[What you have to do]
Repeat the material exactly, leaving nothing out.

* BEGIN *

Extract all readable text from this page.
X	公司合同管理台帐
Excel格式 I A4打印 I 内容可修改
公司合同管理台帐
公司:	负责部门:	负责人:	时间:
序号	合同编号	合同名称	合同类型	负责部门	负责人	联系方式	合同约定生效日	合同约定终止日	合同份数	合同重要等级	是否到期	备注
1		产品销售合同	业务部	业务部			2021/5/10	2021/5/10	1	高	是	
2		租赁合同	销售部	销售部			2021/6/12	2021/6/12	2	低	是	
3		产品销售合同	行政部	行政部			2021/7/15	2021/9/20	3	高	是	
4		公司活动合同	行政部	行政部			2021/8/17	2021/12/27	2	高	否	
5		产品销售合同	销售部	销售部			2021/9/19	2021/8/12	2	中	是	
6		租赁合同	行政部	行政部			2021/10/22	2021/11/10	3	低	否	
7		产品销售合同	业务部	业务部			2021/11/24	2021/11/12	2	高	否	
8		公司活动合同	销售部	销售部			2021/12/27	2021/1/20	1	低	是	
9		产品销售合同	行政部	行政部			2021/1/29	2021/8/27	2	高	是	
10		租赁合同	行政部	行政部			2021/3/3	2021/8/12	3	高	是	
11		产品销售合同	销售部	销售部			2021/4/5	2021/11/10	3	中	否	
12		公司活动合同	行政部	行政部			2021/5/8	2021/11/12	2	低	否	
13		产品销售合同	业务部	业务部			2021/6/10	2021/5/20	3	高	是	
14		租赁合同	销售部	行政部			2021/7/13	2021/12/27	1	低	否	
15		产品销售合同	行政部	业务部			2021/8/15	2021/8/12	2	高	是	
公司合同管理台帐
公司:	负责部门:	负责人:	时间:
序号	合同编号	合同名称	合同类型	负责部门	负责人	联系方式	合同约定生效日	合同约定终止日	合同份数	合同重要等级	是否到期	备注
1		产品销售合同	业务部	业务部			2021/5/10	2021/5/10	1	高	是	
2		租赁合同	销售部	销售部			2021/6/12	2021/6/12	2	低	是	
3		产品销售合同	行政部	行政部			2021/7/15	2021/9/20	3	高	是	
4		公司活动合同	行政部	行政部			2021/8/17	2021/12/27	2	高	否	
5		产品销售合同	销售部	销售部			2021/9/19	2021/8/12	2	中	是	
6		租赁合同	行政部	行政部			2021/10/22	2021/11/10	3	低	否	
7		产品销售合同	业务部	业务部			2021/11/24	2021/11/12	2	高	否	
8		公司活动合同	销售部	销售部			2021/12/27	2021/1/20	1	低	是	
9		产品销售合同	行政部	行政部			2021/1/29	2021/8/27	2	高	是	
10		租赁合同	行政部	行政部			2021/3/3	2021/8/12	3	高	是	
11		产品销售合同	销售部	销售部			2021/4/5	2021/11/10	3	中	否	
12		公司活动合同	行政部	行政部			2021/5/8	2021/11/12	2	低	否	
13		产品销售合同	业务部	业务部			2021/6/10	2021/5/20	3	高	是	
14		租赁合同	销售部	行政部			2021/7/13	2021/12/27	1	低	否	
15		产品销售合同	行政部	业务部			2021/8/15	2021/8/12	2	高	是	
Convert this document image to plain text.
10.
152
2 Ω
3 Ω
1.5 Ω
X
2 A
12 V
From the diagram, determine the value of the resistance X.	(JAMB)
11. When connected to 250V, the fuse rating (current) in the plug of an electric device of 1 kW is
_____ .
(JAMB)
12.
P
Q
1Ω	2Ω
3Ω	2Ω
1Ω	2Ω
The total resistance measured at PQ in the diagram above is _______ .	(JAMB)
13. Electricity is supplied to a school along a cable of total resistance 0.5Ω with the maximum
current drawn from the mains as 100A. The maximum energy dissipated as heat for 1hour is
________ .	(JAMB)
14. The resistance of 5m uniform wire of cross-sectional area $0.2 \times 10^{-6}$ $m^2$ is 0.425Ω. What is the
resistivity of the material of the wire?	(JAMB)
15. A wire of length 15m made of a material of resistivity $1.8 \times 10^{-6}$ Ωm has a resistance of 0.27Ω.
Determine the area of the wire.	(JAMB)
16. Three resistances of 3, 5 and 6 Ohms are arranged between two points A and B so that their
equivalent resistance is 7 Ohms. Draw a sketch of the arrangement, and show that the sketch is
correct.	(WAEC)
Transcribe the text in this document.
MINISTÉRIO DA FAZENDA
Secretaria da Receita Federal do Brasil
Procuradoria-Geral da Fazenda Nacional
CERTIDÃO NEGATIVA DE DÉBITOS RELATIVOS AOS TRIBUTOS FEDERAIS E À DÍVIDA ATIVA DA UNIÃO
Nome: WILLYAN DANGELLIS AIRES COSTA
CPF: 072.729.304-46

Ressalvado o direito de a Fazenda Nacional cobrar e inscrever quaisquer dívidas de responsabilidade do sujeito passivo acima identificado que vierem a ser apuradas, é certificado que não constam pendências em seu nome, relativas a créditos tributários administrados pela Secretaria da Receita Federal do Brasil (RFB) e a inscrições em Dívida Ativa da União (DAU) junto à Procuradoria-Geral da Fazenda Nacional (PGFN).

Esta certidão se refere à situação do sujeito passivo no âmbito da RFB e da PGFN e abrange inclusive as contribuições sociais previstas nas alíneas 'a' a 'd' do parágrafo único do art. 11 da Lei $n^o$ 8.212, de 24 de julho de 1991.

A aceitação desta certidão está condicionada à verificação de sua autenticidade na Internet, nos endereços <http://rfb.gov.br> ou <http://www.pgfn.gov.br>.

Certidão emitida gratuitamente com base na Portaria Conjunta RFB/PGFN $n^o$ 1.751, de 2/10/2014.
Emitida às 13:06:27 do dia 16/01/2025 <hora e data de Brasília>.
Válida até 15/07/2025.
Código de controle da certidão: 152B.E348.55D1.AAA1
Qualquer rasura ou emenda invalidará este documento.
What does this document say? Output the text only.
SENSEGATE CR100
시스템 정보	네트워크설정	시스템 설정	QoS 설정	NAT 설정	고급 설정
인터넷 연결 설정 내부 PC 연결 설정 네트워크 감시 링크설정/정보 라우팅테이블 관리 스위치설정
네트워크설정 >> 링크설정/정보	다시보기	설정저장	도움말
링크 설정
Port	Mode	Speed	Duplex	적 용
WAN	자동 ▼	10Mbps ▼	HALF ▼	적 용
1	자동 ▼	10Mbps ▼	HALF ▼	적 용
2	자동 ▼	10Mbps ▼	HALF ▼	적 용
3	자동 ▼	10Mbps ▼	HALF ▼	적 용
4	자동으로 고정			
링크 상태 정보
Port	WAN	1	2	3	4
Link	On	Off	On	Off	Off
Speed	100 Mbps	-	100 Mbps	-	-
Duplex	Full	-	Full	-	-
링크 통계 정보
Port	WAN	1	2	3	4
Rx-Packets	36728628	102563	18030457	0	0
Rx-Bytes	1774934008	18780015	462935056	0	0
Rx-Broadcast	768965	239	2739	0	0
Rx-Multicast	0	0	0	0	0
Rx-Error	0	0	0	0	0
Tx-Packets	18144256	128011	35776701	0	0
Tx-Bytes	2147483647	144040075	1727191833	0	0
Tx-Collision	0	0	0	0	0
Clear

* END *

[Task solution]
Extract all readable text from this page.
X	公司合同管理台帐
Excel格式 I A4打印 I 内容可修改
公司合同管理台帐
公司:	负责部门:	负责人:	时间:
序号	合同编号	合同名称	合同类型	负责部门	负责人	联系方式	合同约定生效日	合同约定终止日	合同份数	合同重要等级	是否到期	备注
1		产品销售合同	业务部	业务部			2021/5/10	2021/5/10	1	高	是	
2		租赁合同	销售部	销售部			2021/6/12	2021/6/12	2	低	是	
3		产品销售合同	行政部	行政部			2021/7/15	2021/9/20	3	高	是	
4		公司活动合同	行政部	行政部			2021/8/17	2021/12/27	2	高	否	
5		产品销售合同	销售部	销售部			2021/9/19	2021/8/12	2	中	是	
6		租赁合同	行政部	行政部			2021/10/22	2021/11/10	3	低	否	
7		产品销售合同	业务部	业务部			2021/11/24	2021/11/12	2	高	否	
8		公司活动合同	销售部	销售部			2021/12/27	2021/1/20	1	低	是	
9		产品销售合同	行政部	行政部			2021/1/29	2021/8/27	2	高	是	
10		租赁合同	行政部	行政部			2021/3/3	2021/8/12	3	高	是	
11		产品销售合同	销售部	销售部			2021/4/5	2021/11/10	3	中	否	
12		公司活动合同	行政部	行政部			2021/5/8	2021/11/12	2	低	否	
13		产品销售合同	业务部	业务部			2021/6/10	2021/5/20	3	高	是	
14		租赁合同	销售部	行政部			2021/7/13	2021/12/27	1	低	否	
15		产品销售合同	行政部	业务部			2021/8/15	2021/8/12	2	高	是	
公司合同管理台帐
公司:	负责部门:	负责人:	时间:
序号	合同编号	合同名称	合同类型	负责部门	负责人	联系方式	合同约定生效日	合同约定终止日	合同份数	合同重要等级	是否到期	备注
1		产品销售合同	业务部	业务部			2021/5/10	2021/5/10	1	高	是	
2		租赁合同	销售部	销售部			2021/6/12	2021/6/12	2	低	是	
3		产品销售合同	行政部	行政部			2021/7/15	2021/9/20	3	高	是	
4		公司活动合同	行政部	行政部			2021/8/17	2021/12/27	2	高	否	
5		产品销售合同	销售部	销售部			2021/9/19	2021/8/12	2	中	是	
6		租赁合同	行政部	行政部			2021/10/22	2021/11/10	3	低	否	
7		产品销售合同	业务部	业务部			2021/11/24	2021/11/12	2	高	否	
8		公司活动合同	销售部	销售部			2021/12/27	2021/1/20	1	低	是	
9		产品销售合同	行政部	行政部			2021/1/29	2021/8/27	2	高	是	
10		租赁合同	行政部	行政部			2021/3/3	2021/8/12	3	高	是	
11		产品销售合同	销售部	销售部			2021/4/5	2021/11/10	3	中	否	
12		公司活动合同	行政部	行政部			2021/5/8	2021/11/12	2	低	否	
13		产品销售合同	业务部	业务部			2021/6/10	2021/5/20	3	高	是	
14		租赁合同	销售部	行政部			2021/7/13	2021/12/27	1	低	否	
15		产品销售合同	行政部	业务部			2021/8/15	2021/8/12	2	高	是	
Convert this document image to plain text.
10.
152
2 Ω
3 Ω
1.5 Ω
X
2 A
12 V
From the diagram, determine the value of the resistance X.	(JAMB)
11. When connected to 250V, the fuse rating (current) in the plug of an electric device of 1 kW is
_____ .
(JAMB)
12.
P
Q
1Ω	2Ω
3Ω	2Ω
1Ω	2Ω
The total resistance measured at PQ in the diagram above is _______ .	(JAMB)
13. Electricity is supplied to a school along a cable of total resistance 0.5Ω with the maximum
current drawn from the mains as 100A. The maximum energy dissipated as heat for 1hour is
________ .	(JAMB)
14. The resistance of 5m uniform wire of cross-sectional area $0.2 \times 10^{-6}$ $m^2$ is 0.425Ω. What is the
resistivity of the material of the wire?	(JAMB)
15. A wire of length 15m made of a material of resistivity $1.8 \times 10^{-6}$ Ωm has a resistance of 0.27Ω.
Determine the area of the wire.	(JAMB)
16. Three resistances of 3, 5 and 6 Ohms are arranged between two points A and B so that their
equivalent resistance is 7 Ohms. Draw a sketch of the arrangement, and show that the sketch is
correct.	(WAEC)
Transcribe the text in this document.
MINISTÉRIO DA FAZENDA
Secretaria da Receita Federal do Brasil
Procuradoria-Geral da Fazenda Nacional
CERTIDÃO NEGATIVA DE DÉBITOS RELATIVOS AOS TRIBUTOS FEDERAIS E À DÍVIDA ATIVA DA UNIÃO
Nome: WILLYAN DANGELLIS AIRES COSTA
CPF: 072.729.304-46

Ressalvado o direito de a Fazenda Nacional cobrar e inscrever quaisquer dívidas de responsabilidade do sujeito passivo acima identificado que vierem a ser apuradas, é certificado que não constam pendências em seu nome, relativas a créditos tributários administrados pela Secretaria da Receita Federal do Brasil (RFB) e a inscrições em Dívida Ativa da União (DAU) junto à Procuradoria-Geral da Fazenda Nacional (PGFN).

Esta certidão se refere à situação do sujeito passivo no âmbito da RFB e da PGFN e abrange inclusive as contribuições sociais previstas nas alíneas 'a' a 'd' do parágrafo único do art. 11 da Lei $n^o$ 8.212, de 24 de julho de 1991.

A aceitação desta certidão está condicionada à verificação de sua autenticidade na Internet, nos endereços <http://rfb.gov.br> ou <http://www.pgfn.gov.br>.

Certidão emitida gratuitamente com base na Portaria Conjunta RFB/PGFN $n^o$ 1.751, de 2/10/2014.
Emitida às 13:06:27 do dia 16/01/2025 <hora e data de Brasília>.
Válida até 15/07/2025.
Código de controle da certidão: 152B.E348.55D1.AAA1
Qualquer rasura ou emenda invalidará este documento.
What does this document say? Output the text only.
SENSEGATE CR100
시스템 정보	네트워크설정	시스템 설정	QoS 설정	NAT 설정	고급 설정
인터넷 연결 설정 내부 PC 연결 설정 네트워크 감시 링크설정/정보 라우팅테이블 관리 스위치설정
네트워크설정 >> 링크설정/정보	다시보기	설정저장	도움말
링크 설정
Port	Mode	Speed	Duplex	적 용
WAN	자동 ▼	10Mbps ▼	HALF ▼	적 용
1	자동 ▼	10Mbps ▼	HALF ▼	적 용
2	자동 ▼	10Mbps ▼	HALF ▼	적 용
3	자동 ▼	10Mbps ▼	HALF ▼	적 용
4	자동으로 고정			
링크 상태 정보
Port	WAN	1	2	3	4
Link	On	Off	On	Off	Off
Speed	100 Mbps	-	100 Mbps	-	-
Duplex	Full	-	Full	-	-
링크 통계 정보
Port	WAN	1	2	3	4
Rx-Packets	36728628	102563	18030457	0	0
Rx-Bytes	1774934008	18780015	462935056	0	0
Rx-Broadcast	768965	239	2739	0	0
Rx-Multicast	0	0	0	0	0
Rx-Error	0	0	0	0	0
Tx-Packets	18144256	128011	35776701	0	0
Tx-Bytes	2147483647	144040075	1727191833	0	0
Tx-Collision	0	0	0	0	0
Clear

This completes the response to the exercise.